(TASK REQUIREMENTS): Pull every line containing the word "What" from the records.

(INPUT DATA):
..........

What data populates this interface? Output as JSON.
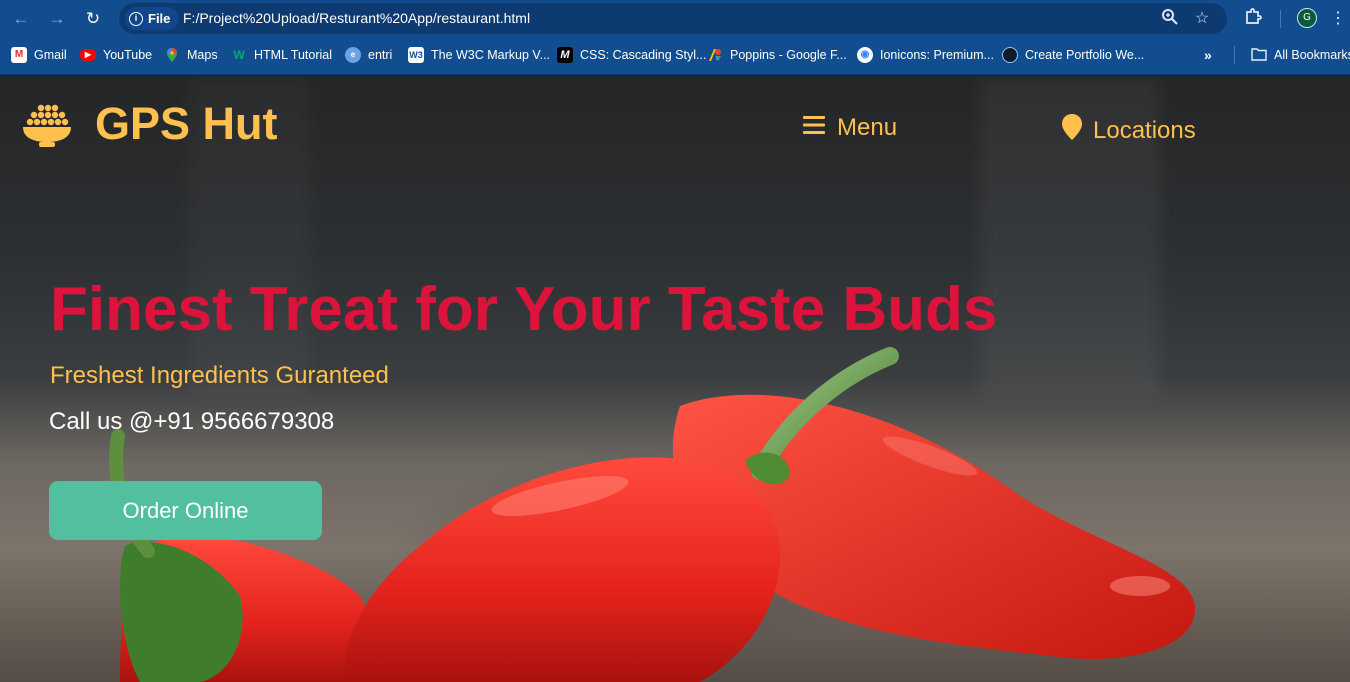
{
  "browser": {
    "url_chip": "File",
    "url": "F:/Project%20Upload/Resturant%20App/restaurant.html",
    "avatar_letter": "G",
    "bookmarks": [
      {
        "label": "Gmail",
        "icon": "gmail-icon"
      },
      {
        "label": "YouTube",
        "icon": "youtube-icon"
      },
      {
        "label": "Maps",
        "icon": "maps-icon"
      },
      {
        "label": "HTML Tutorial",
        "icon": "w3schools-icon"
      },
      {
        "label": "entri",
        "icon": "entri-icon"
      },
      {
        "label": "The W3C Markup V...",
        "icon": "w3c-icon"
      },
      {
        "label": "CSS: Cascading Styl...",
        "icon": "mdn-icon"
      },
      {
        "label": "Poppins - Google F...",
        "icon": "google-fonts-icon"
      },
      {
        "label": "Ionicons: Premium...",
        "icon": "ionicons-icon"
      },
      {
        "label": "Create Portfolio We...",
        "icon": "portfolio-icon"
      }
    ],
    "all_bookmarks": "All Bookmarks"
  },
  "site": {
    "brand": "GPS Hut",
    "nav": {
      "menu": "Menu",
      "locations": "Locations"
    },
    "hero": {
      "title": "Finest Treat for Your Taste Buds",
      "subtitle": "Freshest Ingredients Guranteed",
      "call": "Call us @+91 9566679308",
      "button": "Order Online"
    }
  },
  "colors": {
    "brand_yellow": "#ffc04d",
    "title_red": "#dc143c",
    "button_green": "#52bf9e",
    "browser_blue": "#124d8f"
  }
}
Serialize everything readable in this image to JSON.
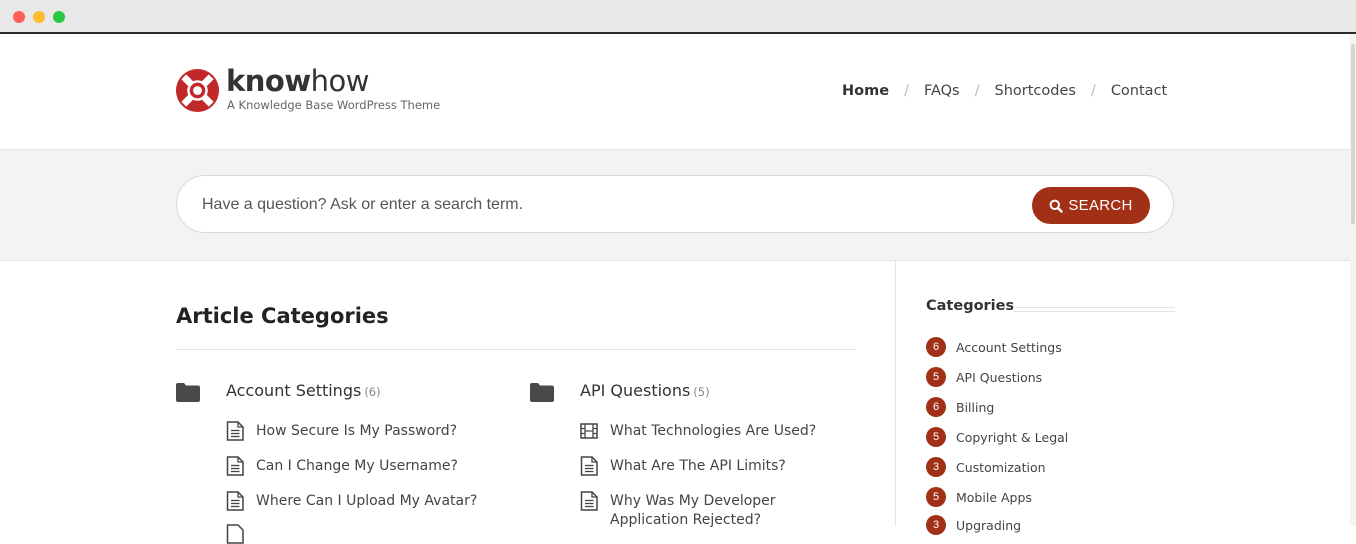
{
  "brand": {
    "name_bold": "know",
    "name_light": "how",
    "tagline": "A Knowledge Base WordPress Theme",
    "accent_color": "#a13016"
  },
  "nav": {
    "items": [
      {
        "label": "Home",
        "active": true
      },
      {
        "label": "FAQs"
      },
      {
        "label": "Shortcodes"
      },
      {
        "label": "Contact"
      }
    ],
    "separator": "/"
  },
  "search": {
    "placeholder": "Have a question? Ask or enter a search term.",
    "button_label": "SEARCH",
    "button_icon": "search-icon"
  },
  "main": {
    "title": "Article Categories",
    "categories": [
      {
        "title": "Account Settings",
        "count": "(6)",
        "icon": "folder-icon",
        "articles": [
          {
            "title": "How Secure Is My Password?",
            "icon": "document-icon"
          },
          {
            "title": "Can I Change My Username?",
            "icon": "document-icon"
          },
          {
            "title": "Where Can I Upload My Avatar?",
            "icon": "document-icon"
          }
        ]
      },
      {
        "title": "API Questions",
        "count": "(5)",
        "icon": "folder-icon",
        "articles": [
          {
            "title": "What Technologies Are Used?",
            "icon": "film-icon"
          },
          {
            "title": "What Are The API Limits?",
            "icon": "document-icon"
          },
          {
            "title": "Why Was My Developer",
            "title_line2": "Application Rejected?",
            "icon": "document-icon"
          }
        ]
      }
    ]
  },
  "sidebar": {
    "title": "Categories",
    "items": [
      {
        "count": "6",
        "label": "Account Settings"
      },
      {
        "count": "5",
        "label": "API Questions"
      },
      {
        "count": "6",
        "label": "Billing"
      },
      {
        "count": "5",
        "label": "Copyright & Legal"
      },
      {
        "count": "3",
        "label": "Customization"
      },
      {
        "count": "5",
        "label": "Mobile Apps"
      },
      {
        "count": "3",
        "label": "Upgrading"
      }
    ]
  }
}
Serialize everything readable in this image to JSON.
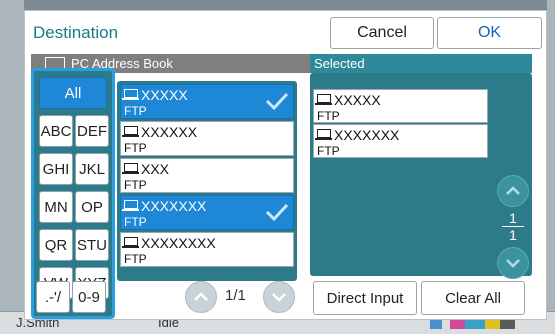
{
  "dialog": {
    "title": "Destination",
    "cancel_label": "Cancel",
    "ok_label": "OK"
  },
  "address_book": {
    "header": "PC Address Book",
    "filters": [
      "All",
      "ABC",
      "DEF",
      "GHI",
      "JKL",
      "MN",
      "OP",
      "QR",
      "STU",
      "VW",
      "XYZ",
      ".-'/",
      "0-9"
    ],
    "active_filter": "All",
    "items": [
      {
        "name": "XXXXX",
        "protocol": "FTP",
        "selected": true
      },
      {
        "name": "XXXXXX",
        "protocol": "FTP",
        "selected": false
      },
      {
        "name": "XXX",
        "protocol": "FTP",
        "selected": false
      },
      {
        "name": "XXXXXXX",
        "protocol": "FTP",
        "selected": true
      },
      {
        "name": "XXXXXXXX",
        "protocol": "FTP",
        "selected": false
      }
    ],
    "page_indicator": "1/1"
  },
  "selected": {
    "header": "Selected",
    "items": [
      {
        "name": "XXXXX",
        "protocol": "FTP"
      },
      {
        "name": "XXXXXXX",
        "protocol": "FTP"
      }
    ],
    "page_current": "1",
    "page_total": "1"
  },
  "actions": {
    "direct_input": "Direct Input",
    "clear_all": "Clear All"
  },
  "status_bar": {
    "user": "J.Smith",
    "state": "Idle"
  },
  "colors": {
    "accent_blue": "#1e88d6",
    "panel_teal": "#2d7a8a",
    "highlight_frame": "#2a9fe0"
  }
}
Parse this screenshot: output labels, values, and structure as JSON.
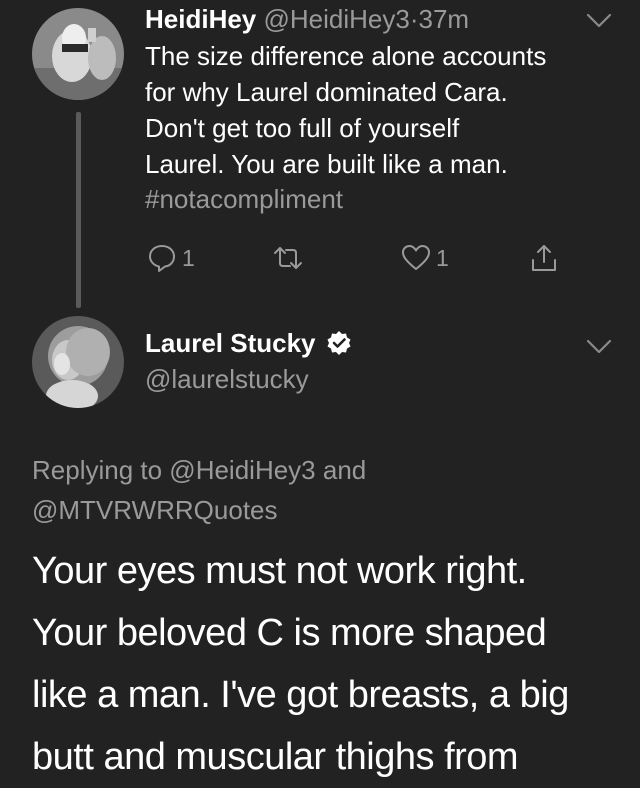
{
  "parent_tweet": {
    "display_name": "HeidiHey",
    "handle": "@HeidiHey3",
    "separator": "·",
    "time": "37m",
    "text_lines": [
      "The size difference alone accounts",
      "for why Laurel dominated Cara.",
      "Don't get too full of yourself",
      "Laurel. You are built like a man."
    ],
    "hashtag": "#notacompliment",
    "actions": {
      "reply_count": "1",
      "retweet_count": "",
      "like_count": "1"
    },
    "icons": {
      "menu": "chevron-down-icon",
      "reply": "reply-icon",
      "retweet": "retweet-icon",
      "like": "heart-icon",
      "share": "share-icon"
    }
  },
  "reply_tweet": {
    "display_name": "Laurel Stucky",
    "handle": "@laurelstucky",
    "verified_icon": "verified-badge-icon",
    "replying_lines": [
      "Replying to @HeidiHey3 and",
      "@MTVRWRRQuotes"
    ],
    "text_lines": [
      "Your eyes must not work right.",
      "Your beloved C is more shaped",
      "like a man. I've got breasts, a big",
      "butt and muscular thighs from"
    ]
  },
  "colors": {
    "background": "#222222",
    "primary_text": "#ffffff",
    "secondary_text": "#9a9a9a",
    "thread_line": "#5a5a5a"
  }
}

..........

(WRITTEN ANSWER):
What data populates this interface? Output as JSON.
            "title": "What Technologies Are Used?",
            "title": "What Are The API Limits?",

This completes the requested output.